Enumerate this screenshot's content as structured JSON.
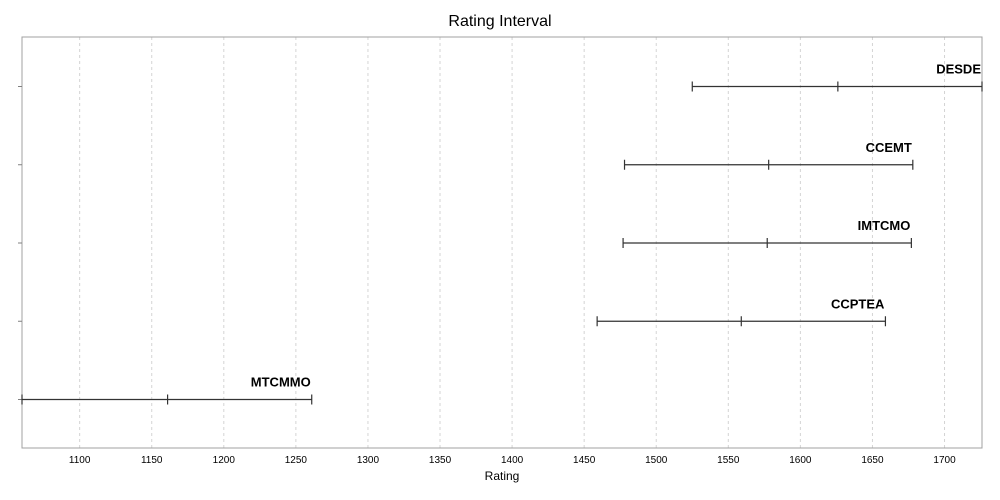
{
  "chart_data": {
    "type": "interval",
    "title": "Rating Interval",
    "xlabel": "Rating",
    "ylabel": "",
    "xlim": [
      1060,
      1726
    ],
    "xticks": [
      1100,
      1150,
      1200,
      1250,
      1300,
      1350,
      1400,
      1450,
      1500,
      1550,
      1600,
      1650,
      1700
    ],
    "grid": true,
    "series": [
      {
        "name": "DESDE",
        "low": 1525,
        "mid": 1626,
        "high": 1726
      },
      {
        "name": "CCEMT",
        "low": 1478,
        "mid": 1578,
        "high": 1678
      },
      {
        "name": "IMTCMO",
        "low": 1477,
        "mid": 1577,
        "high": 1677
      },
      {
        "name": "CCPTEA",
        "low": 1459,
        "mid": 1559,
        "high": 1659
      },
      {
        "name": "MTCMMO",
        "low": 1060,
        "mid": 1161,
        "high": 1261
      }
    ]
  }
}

※

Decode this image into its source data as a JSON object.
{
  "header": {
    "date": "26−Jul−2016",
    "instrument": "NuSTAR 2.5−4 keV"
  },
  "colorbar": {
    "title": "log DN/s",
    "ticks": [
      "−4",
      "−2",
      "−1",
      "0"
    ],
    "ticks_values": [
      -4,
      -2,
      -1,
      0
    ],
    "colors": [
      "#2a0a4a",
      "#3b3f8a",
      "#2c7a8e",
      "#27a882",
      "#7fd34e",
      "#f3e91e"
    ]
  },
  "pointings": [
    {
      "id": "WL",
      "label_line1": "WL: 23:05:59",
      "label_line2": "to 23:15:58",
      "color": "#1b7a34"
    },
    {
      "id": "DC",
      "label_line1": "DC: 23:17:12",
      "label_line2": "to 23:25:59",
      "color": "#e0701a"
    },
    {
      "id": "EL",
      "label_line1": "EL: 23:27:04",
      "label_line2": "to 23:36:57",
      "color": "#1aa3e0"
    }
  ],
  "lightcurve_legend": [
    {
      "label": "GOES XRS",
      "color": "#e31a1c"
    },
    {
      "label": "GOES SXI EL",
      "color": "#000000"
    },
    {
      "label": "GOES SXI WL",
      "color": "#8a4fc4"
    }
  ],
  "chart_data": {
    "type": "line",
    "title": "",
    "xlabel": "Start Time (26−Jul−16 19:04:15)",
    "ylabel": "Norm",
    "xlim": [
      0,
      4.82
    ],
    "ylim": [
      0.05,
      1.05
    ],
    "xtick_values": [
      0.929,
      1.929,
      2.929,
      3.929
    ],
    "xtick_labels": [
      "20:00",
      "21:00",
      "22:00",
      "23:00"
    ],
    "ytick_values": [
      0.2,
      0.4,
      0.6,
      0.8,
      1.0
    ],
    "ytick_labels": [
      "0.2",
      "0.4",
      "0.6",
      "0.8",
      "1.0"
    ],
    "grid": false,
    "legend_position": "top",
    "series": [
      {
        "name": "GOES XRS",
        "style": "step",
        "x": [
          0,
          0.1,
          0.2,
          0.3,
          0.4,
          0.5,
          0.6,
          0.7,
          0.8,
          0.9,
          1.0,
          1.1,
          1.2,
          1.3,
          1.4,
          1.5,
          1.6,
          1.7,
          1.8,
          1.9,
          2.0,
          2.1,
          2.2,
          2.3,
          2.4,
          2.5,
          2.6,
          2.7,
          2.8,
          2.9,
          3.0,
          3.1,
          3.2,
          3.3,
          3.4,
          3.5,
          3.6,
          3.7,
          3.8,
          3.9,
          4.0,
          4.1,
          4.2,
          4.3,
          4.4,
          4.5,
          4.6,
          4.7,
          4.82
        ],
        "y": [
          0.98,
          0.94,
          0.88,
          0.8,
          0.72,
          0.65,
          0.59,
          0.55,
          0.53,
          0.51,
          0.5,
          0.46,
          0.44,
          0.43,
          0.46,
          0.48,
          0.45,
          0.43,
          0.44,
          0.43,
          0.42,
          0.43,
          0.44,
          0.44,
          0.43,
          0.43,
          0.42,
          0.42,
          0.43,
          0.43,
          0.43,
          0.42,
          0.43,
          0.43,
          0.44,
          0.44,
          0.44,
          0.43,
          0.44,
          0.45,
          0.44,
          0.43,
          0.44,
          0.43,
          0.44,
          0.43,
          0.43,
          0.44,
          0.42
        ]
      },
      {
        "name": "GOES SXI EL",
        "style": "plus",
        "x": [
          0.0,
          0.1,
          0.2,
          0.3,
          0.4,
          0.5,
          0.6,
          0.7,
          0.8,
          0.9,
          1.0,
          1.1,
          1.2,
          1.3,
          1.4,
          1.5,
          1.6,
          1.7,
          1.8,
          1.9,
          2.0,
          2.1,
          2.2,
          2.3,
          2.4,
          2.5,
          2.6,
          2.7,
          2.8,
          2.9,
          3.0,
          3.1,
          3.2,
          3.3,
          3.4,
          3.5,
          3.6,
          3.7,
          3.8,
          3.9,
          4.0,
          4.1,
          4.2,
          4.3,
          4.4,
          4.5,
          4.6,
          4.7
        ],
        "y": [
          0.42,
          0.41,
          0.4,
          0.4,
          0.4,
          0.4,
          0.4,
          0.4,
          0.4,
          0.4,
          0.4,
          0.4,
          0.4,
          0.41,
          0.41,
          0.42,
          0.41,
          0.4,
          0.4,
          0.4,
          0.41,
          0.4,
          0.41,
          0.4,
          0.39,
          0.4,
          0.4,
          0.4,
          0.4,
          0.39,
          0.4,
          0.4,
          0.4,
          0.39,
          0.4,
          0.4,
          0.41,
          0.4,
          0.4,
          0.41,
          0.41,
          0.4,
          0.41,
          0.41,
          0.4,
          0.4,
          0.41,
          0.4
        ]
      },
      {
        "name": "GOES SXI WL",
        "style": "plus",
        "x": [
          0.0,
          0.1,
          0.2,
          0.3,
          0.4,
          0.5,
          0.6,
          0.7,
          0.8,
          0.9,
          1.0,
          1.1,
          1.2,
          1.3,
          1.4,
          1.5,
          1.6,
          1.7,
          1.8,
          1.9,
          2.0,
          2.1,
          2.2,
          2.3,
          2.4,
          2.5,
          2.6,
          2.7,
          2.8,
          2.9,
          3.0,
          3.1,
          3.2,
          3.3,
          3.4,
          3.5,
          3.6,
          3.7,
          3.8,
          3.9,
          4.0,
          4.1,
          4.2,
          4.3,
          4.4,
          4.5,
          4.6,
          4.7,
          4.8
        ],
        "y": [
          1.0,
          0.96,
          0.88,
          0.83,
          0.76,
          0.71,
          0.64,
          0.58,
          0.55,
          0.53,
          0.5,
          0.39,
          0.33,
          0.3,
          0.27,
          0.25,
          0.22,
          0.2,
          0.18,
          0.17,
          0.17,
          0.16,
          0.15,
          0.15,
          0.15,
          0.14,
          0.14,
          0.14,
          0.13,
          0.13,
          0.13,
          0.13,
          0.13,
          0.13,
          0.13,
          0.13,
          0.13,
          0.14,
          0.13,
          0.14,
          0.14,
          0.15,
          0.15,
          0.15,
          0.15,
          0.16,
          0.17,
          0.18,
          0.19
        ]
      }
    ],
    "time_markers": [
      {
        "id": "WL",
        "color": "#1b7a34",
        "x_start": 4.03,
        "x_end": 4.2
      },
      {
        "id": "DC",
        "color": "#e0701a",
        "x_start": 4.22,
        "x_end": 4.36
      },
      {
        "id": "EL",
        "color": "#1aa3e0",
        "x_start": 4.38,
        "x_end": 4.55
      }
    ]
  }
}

※

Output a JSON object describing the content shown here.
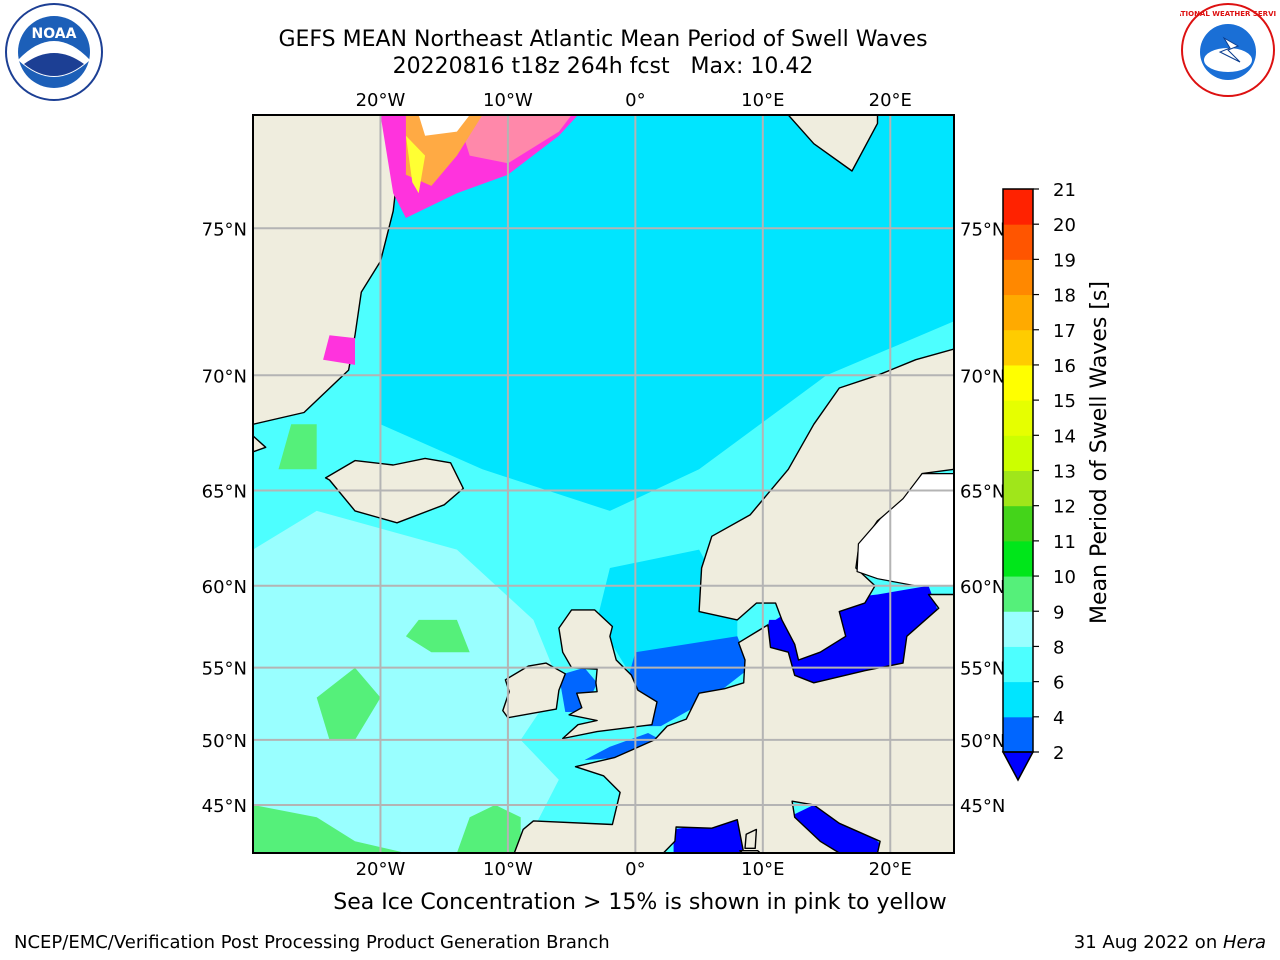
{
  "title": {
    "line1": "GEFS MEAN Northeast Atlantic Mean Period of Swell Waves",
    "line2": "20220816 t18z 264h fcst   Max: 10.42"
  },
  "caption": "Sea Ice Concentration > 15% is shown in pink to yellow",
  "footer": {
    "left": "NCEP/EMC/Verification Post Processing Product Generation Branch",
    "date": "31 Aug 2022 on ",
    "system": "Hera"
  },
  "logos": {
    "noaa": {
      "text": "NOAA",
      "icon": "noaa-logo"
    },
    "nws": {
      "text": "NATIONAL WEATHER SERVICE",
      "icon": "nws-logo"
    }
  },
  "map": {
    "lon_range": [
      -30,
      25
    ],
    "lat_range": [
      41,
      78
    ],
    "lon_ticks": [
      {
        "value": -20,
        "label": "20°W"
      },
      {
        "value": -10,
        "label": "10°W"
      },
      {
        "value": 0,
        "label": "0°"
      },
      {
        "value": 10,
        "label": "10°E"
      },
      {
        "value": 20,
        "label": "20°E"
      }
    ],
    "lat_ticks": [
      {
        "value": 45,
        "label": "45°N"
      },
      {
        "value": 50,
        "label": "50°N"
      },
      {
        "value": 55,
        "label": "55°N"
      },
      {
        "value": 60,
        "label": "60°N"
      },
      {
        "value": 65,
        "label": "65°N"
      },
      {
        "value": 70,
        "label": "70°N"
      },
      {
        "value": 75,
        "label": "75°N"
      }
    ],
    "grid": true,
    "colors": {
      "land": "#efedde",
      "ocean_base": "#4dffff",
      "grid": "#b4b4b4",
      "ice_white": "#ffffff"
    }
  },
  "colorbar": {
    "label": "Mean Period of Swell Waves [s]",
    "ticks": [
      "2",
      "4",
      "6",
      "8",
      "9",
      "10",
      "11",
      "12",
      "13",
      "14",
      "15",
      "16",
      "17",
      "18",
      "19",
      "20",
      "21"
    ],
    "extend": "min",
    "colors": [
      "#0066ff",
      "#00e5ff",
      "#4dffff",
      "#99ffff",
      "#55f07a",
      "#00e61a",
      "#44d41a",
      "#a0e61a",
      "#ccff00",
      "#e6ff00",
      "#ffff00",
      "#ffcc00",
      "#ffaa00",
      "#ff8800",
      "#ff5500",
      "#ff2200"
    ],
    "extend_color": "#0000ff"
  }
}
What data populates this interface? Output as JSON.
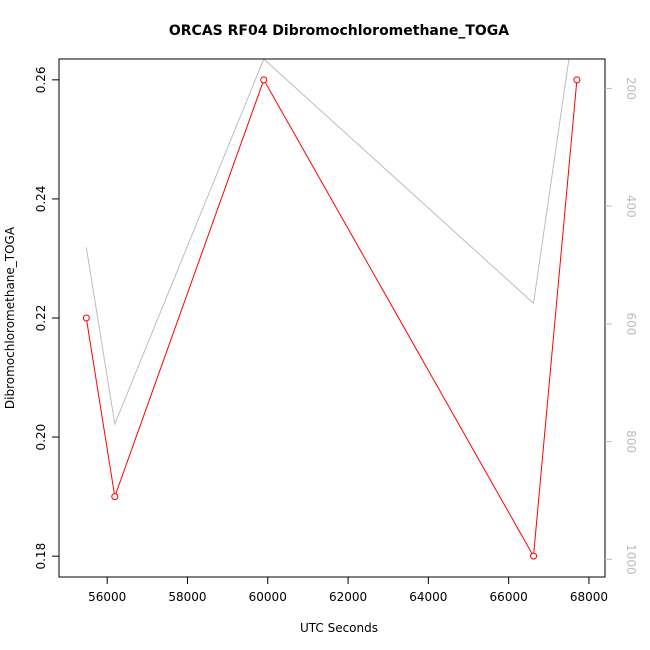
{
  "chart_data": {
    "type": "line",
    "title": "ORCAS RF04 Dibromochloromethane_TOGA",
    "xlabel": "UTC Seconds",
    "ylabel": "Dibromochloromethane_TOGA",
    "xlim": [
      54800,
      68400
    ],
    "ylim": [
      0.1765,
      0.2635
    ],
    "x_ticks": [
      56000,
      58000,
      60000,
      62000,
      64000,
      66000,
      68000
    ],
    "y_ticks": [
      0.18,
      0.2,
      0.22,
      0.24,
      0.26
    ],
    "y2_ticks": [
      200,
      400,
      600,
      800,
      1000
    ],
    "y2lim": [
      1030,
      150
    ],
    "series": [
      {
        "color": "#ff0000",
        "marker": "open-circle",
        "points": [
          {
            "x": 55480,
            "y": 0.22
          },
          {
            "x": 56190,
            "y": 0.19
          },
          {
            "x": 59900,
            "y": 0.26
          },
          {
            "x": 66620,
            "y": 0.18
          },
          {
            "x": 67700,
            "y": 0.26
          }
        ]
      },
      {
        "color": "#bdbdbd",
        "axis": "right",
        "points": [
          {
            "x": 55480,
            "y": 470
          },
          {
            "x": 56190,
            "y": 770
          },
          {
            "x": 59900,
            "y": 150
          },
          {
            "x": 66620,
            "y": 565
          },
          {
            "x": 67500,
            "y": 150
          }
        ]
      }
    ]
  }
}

※

TASK TO CARRY OUT >> Each line holding "Rating" must be found and copied.

RESULT OF THE TASK >>
    "title": "Rating Interval",
    "xlabel": "Rating",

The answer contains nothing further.